** GIVEN INSTRUCTION **
Output all of the data below exactly as given.

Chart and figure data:
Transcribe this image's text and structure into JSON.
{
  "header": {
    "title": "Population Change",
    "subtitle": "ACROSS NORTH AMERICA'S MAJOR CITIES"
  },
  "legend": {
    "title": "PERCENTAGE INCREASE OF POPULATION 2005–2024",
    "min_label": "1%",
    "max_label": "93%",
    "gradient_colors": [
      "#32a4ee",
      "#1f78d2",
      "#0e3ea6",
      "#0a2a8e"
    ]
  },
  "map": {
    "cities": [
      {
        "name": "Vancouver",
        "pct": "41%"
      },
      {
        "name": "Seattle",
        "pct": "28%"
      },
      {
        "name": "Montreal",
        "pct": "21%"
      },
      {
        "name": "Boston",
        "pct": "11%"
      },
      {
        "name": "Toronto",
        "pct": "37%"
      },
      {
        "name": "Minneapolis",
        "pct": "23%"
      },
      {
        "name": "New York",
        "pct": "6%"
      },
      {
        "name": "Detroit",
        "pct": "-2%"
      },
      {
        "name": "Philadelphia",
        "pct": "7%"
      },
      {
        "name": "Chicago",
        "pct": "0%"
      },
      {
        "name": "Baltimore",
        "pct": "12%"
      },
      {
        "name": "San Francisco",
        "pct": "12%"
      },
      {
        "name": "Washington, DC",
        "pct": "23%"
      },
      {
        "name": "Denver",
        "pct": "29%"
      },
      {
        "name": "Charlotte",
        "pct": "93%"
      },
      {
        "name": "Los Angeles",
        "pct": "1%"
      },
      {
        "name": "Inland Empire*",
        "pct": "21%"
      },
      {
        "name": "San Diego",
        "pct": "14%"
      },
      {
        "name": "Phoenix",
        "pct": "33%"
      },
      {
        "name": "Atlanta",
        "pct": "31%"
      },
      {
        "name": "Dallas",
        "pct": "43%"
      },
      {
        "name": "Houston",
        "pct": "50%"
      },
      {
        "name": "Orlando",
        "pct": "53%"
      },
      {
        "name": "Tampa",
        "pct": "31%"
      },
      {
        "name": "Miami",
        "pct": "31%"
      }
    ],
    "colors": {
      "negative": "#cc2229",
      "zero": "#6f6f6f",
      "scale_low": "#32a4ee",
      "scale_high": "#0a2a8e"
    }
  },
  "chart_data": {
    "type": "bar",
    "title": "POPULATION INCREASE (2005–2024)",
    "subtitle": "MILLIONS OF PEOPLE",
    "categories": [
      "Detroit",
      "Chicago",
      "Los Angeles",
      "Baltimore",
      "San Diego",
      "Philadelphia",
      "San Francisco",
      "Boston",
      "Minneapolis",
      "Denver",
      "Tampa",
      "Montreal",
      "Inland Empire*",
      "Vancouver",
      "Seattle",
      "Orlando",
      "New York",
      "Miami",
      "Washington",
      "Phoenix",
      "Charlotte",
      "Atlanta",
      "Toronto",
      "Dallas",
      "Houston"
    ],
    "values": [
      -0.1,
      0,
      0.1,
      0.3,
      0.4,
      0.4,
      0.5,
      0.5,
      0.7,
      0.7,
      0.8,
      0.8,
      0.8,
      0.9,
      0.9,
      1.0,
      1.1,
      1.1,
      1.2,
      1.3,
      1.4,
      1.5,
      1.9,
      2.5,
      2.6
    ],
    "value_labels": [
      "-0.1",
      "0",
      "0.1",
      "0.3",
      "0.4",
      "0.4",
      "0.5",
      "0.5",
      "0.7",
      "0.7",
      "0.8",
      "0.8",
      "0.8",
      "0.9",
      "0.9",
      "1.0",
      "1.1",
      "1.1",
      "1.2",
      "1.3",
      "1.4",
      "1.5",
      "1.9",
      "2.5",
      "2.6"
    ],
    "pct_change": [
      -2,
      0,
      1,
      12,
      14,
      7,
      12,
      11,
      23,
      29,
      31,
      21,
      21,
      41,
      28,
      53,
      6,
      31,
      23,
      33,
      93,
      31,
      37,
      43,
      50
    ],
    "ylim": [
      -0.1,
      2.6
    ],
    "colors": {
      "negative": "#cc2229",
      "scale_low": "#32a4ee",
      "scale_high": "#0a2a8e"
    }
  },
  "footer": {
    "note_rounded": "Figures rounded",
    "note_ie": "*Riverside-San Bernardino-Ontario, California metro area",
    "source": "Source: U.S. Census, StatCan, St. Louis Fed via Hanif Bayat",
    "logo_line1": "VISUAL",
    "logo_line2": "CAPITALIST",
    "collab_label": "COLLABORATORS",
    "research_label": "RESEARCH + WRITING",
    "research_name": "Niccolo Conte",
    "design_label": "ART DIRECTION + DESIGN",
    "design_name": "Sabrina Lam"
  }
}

** CORRECT RESULT **
Transcribe this image's text and structure into JSON.
{
  "header": {
    "title": "Population Change",
    "subtitle": "ACROSS NORTH AMERICA'S MAJOR CITIES"
  },
  "legend": {
    "title": "PERCENTAGE INCREASE OF POPULATION 2005–2024",
    "min_label": "1%",
    "max_label": "93%",
    "gradient_colors": [
      "#32a4ee",
      "#1f78d2",
      "#0e3ea6",
      "#0a2a8e"
    ]
  },
  "map": {
    "cities": [
      {
        "name": "Vancouver",
        "pct": "41%"
      },
      {
        "name": "Seattle",
        "pct": "28%"
      },
      {
        "name": "Montreal",
        "pct": "21%"
      },
      {
        "name": "Boston",
        "pct": "11%"
      },
      {
        "name": "Toronto",
        "pct": "37%"
      },
      {
        "name": "Minneapolis",
        "pct": "23%"
      },
      {
        "name": "New York",
        "pct": "6%"
      },
      {
        "name": "Detroit",
        "pct": "-2%"
      },
      {
        "name": "Philadelphia",
        "pct": "7%"
      },
      {
        "name": "Chicago",
        "pct": "0%"
      },
      {
        "name": "Baltimore",
        "pct": "12%"
      },
      {
        "name": "San Francisco",
        "pct": "12%"
      },
      {
        "name": "Washington, DC",
        "pct": "23%"
      },
      {
        "name": "Denver",
        "pct": "29%"
      },
      {
        "name": "Charlotte",
        "pct": "93%"
      },
      {
        "name": "Los Angeles",
        "pct": "1%"
      },
      {
        "name": "Inland Empire*",
        "pct": "21%"
      },
      {
        "name": "San Diego",
        "pct": "14%"
      },
      {
        "name": "Phoenix",
        "pct": "33%"
      },
      {
        "name": "Atlanta",
        "pct": "31%"
      },
      {
        "name": "Dallas",
        "pct": "43%"
      },
      {
        "name": "Houston",
        "pct": "50%"
      },
      {
        "name": "Orlando",
        "pct": "53%"
      },
      {
        "name": "Tampa",
        "pct": "31%"
      },
      {
        "name": "Miami",
        "pct": "31%"
      }
    ],
    "colors": {
      "negative": "#cc2229",
      "zero": "#6f6f6f",
      "scale_low": "#32a4ee",
      "scale_high": "#0a2a8e"
    }
  },
  "chart_data": {
    "type": "bar",
    "title": "POPULATION INCREASE (2005–2024)",
    "subtitle": "MILLIONS OF PEOPLE",
    "categories": [
      "Detroit",
      "Chicago",
      "Los Angeles",
      "Baltimore",
      "San Diego",
      "Philadelphia",
      "San Francisco",
      "Boston",
      "Minneapolis",
      "Denver",
      "Tampa",
      "Montreal",
      "Inland Empire*",
      "Vancouver",
      "Seattle",
      "Orlando",
      "New York",
      "Miami",
      "Washington",
      "Phoenix",
      "Charlotte",
      "Atlanta",
      "Toronto",
      "Dallas",
      "Houston"
    ],
    "values": [
      -0.1,
      0,
      0.1,
      0.3,
      0.4,
      0.4,
      0.5,
      0.5,
      0.7,
      0.7,
      0.8,
      0.8,
      0.8,
      0.9,
      0.9,
      1.0,
      1.1,
      1.1,
      1.2,
      1.3,
      1.4,
      1.5,
      1.9,
      2.5,
      2.6
    ],
    "value_labels": [
      "-0.1",
      "0",
      "0.1",
      "0.3",
      "0.4",
      "0.4",
      "0.5",
      "0.5",
      "0.7",
      "0.7",
      "0.8",
      "0.8",
      "0.8",
      "0.9",
      "0.9",
      "1.0",
      "1.1",
      "1.1",
      "1.2",
      "1.3",
      "1.4",
      "1.5",
      "1.9",
      "2.5",
      "2.6"
    ],
    "pct_change": [
      -2,
      0,
      1,
      12,
      14,
      7,
      12,
      11,
      23,
      29,
      31,
      21,
      21,
      41,
      28,
      53,
      6,
      31,
      23,
      33,
      93,
      31,
      37,
      43,
      50
    ],
    "ylim": [
      -0.1,
      2.6
    ],
    "colors": {
      "negative": "#cc2229",
      "scale_low": "#32a4ee",
      "scale_high": "#0a2a8e"
    }
  },
  "footer": {
    "note_rounded": "Figures rounded",
    "note_ie": "*Riverside-San Bernardino-Ontario, California metro area",
    "source": "Source: U.S. Census, StatCan, St. Louis Fed via Hanif Bayat",
    "logo_line1": "VISUAL",
    "logo_line2": "CAPITALIST",
    "collab_label": "COLLABORATORS",
    "research_label": "RESEARCH + WRITING",
    "research_name": "Niccolo Conte",
    "design_label": "ART DIRECTION + DESIGN",
    "design_name": "Sabrina Lam"
  }
}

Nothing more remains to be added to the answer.